* WHAT IS NEEDED *
What follows are records. Restate all of them word for word.
>> begin
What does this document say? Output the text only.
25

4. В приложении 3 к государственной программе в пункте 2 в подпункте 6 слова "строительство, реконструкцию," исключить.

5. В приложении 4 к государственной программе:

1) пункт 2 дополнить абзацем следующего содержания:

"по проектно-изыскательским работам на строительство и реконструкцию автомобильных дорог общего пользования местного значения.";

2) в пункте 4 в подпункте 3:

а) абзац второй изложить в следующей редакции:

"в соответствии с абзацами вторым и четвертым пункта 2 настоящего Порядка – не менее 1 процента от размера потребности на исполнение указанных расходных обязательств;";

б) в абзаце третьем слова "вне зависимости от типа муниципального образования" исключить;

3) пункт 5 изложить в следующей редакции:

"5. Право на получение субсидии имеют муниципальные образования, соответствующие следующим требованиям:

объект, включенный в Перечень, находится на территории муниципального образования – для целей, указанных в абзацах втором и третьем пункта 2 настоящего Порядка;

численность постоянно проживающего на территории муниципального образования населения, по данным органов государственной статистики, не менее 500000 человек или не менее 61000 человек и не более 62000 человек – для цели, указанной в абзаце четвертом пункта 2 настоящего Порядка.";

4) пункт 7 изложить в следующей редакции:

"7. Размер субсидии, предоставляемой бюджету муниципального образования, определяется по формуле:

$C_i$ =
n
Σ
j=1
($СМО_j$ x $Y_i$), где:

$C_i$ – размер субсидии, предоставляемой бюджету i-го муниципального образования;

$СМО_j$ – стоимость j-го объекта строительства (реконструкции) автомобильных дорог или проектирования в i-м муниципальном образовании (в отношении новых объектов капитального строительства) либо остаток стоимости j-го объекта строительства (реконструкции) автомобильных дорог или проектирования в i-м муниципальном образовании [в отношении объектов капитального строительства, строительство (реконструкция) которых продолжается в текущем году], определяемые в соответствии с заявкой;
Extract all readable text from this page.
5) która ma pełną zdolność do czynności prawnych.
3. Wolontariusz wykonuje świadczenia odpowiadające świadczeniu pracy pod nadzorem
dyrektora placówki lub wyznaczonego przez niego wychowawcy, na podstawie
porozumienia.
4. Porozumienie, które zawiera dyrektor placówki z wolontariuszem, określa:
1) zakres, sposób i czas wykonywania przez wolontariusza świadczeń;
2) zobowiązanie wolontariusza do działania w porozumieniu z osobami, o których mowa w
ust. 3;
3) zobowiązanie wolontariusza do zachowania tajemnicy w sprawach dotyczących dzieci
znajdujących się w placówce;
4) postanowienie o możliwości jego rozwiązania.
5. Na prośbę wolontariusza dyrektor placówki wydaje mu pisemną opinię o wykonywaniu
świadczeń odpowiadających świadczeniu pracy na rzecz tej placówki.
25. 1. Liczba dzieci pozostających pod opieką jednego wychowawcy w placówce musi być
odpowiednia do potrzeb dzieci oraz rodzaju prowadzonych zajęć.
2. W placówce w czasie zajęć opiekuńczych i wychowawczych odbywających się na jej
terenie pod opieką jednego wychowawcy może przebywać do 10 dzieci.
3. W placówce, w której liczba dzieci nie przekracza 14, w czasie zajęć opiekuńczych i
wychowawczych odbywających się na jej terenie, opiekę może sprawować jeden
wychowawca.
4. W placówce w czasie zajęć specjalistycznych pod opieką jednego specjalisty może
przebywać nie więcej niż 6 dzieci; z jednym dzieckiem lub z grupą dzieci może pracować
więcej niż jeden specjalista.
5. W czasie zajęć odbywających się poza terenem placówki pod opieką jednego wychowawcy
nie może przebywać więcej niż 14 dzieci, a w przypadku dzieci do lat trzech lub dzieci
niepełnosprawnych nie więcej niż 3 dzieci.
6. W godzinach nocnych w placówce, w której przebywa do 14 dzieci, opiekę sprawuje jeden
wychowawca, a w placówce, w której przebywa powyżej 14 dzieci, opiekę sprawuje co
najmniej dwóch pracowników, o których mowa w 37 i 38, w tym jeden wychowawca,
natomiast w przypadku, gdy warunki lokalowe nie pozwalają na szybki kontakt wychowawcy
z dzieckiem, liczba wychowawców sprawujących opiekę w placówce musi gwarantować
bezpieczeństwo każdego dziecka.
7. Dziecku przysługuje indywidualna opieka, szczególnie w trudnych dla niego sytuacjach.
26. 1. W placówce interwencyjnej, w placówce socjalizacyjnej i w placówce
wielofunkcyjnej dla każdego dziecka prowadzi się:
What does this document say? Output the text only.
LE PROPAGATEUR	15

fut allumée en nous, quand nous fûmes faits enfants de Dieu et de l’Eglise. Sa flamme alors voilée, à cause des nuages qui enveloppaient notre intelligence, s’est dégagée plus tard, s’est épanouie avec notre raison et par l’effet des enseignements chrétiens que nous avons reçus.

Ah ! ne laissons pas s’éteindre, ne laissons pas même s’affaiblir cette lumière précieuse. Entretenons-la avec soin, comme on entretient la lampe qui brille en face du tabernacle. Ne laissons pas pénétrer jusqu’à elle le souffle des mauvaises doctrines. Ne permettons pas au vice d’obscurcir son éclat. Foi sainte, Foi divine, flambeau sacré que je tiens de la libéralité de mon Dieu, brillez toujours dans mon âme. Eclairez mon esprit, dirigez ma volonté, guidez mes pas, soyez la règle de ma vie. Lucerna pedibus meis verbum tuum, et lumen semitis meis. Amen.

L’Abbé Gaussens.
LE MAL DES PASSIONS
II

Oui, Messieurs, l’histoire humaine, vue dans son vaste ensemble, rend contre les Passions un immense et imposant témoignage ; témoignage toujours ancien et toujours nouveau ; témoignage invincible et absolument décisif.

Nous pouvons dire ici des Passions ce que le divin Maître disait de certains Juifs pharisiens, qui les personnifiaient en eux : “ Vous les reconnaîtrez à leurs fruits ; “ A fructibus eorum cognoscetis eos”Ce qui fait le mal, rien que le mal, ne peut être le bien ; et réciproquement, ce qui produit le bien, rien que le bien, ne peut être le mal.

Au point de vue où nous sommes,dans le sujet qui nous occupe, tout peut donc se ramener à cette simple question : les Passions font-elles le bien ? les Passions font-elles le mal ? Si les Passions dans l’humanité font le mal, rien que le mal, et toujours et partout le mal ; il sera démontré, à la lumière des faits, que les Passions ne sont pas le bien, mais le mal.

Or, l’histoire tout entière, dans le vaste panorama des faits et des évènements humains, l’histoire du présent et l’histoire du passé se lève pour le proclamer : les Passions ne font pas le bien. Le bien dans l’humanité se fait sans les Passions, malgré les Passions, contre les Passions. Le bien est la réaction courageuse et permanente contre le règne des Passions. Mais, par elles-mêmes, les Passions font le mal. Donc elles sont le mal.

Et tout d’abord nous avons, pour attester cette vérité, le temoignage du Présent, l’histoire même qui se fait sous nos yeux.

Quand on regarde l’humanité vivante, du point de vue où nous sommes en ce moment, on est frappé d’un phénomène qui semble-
>> end
* CORRECT RESPONSE *
What does this document say? Output the text only.
25

4. В приложении 3 к государственной программе в пункте 2 в подпункте 6 слова "строительство, реконструкцию," исключить.

5. В приложении 4 к государственной программе:

1) пункт 2 дополнить абзацем следующего содержания:

"по проектно-изыскательским работам на строительство и реконструкцию автомобильных дорог общего пользования местного значения.";

2) в пункте 4 в подпункте 3:

а) абзац второй изложить в следующей редакции:

"в соответствии с абзацами вторым и четвертым пункта 2 настоящего Порядка – не менее 1 процента от размера потребности на исполнение указанных расходных обязательств;";

б) в абзаце третьем слова "вне зависимости от типа муниципального образования" исключить;

3) пункт 5 изложить в следующей редакции:

"5. Право на получение субсидии имеют муниципальные образования, соответствующие следующим требованиям:

объект, включенный в Перечень, находится на территории муниципального образования – для целей, указанных в абзацах втором и третьем пункта 2 настоящего Порядка;

численность постоянно проживающего на территории муниципального образования населения, по данным органов государственной статистики, не менее 500000 человек или не менее 61000 человек и не более 62000 человек – для цели, указанной в абзаце четвертом пункта 2 настоящего Порядка.";

4) пункт 7 изложить в следующей редакции:

"7. Размер субсидии, предоставляемой бюджету муниципального образования, определяется по формуле:

$C_i$ =
n
Σ
j=1
($СМО_j$ x $Y_i$), где:

$C_i$ – размер субсидии, предоставляемой бюджету i-го муниципального образования;

$СМО_j$ – стоимость j-го объекта строительства (реконструкции) автомобильных дорог или проектирования в i-м муниципальном образовании (в отношении новых объектов капитального строительства) либо остаток стоимости j-го объекта строительства (реконструкции) автомобильных дорог или проектирования в i-м муниципальном образовании [в отношении объектов капитального строительства, строительство (реконструкция) которых продолжается в текущем году], определяемые в соответствии с заявкой;
Extract all readable text from this page.
5) która ma pełną zdolność do czynności prawnych.
3. Wolontariusz wykonuje świadczenia odpowiadające świadczeniu pracy pod nadzorem
dyrektora placówki lub wyznaczonego przez niego wychowawcy, na podstawie
porozumienia.
4. Porozumienie, które zawiera dyrektor placówki z wolontariuszem, określa:
1) zakres, sposób i czas wykonywania przez wolontariusza świadczeń;
2) zobowiązanie wolontariusza do działania w porozumieniu z osobami, o których mowa w
ust. 3;
3) zobowiązanie wolontariusza do zachowania tajemnicy w sprawach dotyczących dzieci
znajdujących się w placówce;
4) postanowienie o możliwości jego rozwiązania.
5. Na prośbę wolontariusza dyrektor placówki wydaje mu pisemną opinię o wykonywaniu
świadczeń odpowiadających świadczeniu pracy na rzecz tej placówki.
25. 1. Liczba dzieci pozostających pod opieką jednego wychowawcy w placówce musi być
odpowiednia do potrzeb dzieci oraz rodzaju prowadzonych zajęć.
2. W placówce w czasie zajęć opiekuńczych i wychowawczych odbywających się na jej
terenie pod opieką jednego wychowawcy może przebywać do 10 dzieci.
3. W placówce, w której liczba dzieci nie przekracza 14, w czasie zajęć opiekuńczych i
wychowawczych odbywających się na jej terenie, opiekę może sprawować jeden
wychowawca.
4. W placówce w czasie zajęć specjalistycznych pod opieką jednego specjalisty może
przebywać nie więcej niż 6 dzieci; z jednym dzieckiem lub z grupą dzieci może pracować
więcej niż jeden specjalista.
5. W czasie zajęć odbywających się poza terenem placówki pod opieką jednego wychowawcy
nie może przebywać więcej niż 14 dzieci, a w przypadku dzieci do lat trzech lub dzieci
niepełnosprawnych nie więcej niż 3 dzieci.
6. W godzinach nocnych w placówce, w której przebywa do 14 dzieci, opiekę sprawuje jeden
wychowawca, a w placówce, w której przebywa powyżej 14 dzieci, opiekę sprawuje co
najmniej dwóch pracowników, o których mowa w 37 i 38, w tym jeden wychowawca,
natomiast w przypadku, gdy warunki lokalowe nie pozwalają na szybki kontakt wychowawcy
z dzieckiem, liczba wychowawców sprawujących opiekę w placówce musi gwarantować
bezpieczeństwo każdego dziecka.
7. Dziecku przysługuje indywidualna opieka, szczególnie w trudnych dla niego sytuacjach.
26. 1. W placówce interwencyjnej, w placówce socjalizacyjnej i w placówce
wielofunkcyjnej dla każdego dziecka prowadzi się:
What does this document say? Output the text only.
LE PROPAGATEUR	15

fut allumée en nous, quand nous fûmes faits enfants de Dieu et de l’Eglise. Sa flamme alors voilée, à cause des nuages qui enveloppaient notre intelligence, s’est dégagée plus tard, s’est épanouie avec notre raison et par l’effet des enseignements chrétiens que nous avons reçus.

Ah ! ne laissons pas s’éteindre, ne laissons pas même s’affaiblir cette lumière précieuse. Entretenons-la avec soin, comme on entretient la lampe qui brille en face du tabernacle. Ne laissons pas pénétrer jusqu’à elle le souffle des mauvaises doctrines. Ne permettons pas au vice d’obscurcir son éclat. Foi sainte, Foi divine, flambeau sacré que je tiens de la libéralité de mon Dieu, brillez toujours dans mon âme. Eclairez mon esprit, dirigez ma volonté, guidez mes pas, soyez la règle de ma vie. Lucerna pedibus meis verbum tuum, et lumen semitis meis. Amen.

L’Abbé Gaussens.
LE MAL DES PASSIONS
II

Oui, Messieurs, l’histoire humaine, vue dans son vaste ensemble, rend contre les Passions un immense et imposant témoignage ; témoignage toujours ancien et toujours nouveau ; témoignage invincible et absolument décisif.

Nous pouvons dire ici des Passions ce que le divin Maître disait de certains Juifs pharisiens, qui les personnifiaient en eux : “ Vous les reconnaîtrez à leurs fruits ; “ A fructibus eorum cognoscetis eos”Ce qui fait le mal, rien que le mal, ne peut être le bien ; et réciproquement, ce qui produit le bien, rien que le bien, ne peut être le mal.

Au point de vue où nous sommes,dans le sujet qui nous occupe, tout peut donc se ramener à cette simple question : les Passions font-elles le bien ? les Passions font-elles le mal ? Si les Passions dans l’humanité font le mal, rien que le mal, et toujours et partout le mal ; il sera démontré, à la lumière des faits, que les Passions ne sont pas le bien, mais le mal.

Or, l’histoire tout entière, dans le vaste panorama des faits et des évènements humains, l’histoire du présent et l’histoire du passé se lève pour le proclamer : les Passions ne font pas le bien. Le bien dans l’humanité se fait sans les Passions, malgré les Passions, contre les Passions. Le bien est la réaction courageuse et permanente contre le règne des Passions. Mais, par elles-mêmes, les Passions font le mal. Donc elles sont le mal.

Et tout d’abord nous avons, pour attester cette vérité, le temoignage du Présent, l’histoire même qui se fait sous nos yeux.

Quand on regarde l’humanité vivante, du point de vue où nous sommes en ce moment, on est frappé d’un phénomène qui semble-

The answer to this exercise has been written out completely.